Short problem: All records must be quoted exactly. Omit the pictures.

[Data records]
----------------------------------------

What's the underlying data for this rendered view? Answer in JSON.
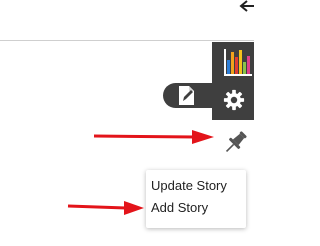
{
  "colors": {
    "toolbar_bg": "#3f3f3f",
    "annotation_arrow": "#e3141a",
    "menu_text": "#222222"
  },
  "toolbar": {
    "back_icon": "arrow-left-icon",
    "chart_icon": "bar-chart-icon",
    "settings_icon": "gear-icon",
    "edit_icon": "edit-document-icon",
    "pin_icon": "pushpin-icon"
  },
  "story_menu": {
    "items": [
      {
        "label": "Update Story"
      },
      {
        "label": "Add Story"
      }
    ]
  }
}
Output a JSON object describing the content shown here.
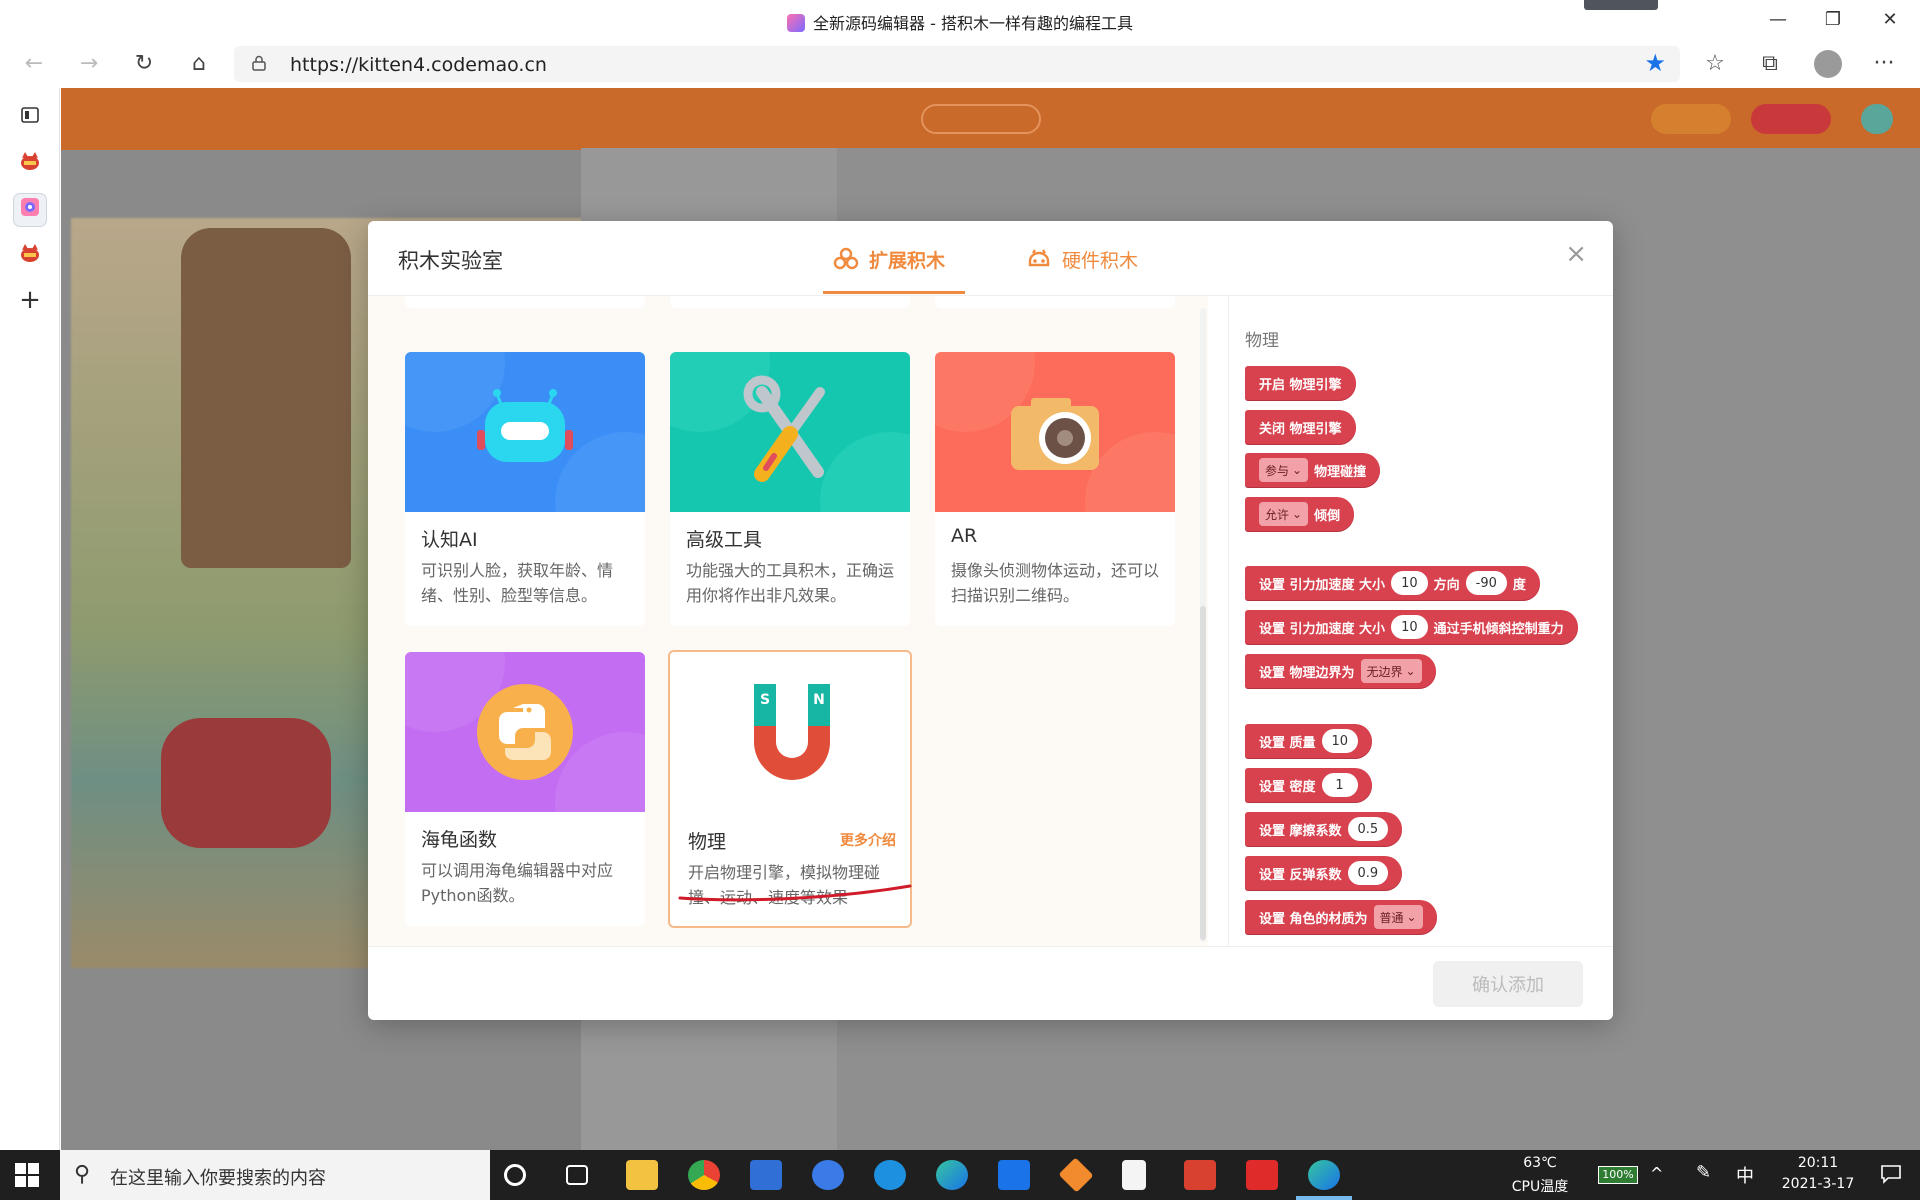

----------------------------------------

Right answer:
What's the underlying data for this rendered view? Answer in JSON.
{
  "colors": {
    "toolbar_bg": "#3f3f3f",
    "annotation_arrow": "#e3141a",
    "menu_text": "#222222"
  },
  "toolbar": {
    "back_icon": "arrow-left-icon",
    "chart_icon": "bar-chart-icon",
    "settings_icon": "gear-icon",
    "edit_icon": "edit-document-icon",
    "pin_icon": "pushpin-icon"
  },
  "story_menu": {
    "items": [
      {
        "label": "Update Story"
      },
      {
        "label": "Add Story"
      }
    ]
  }
}
Output a JSON object describing the content shown here.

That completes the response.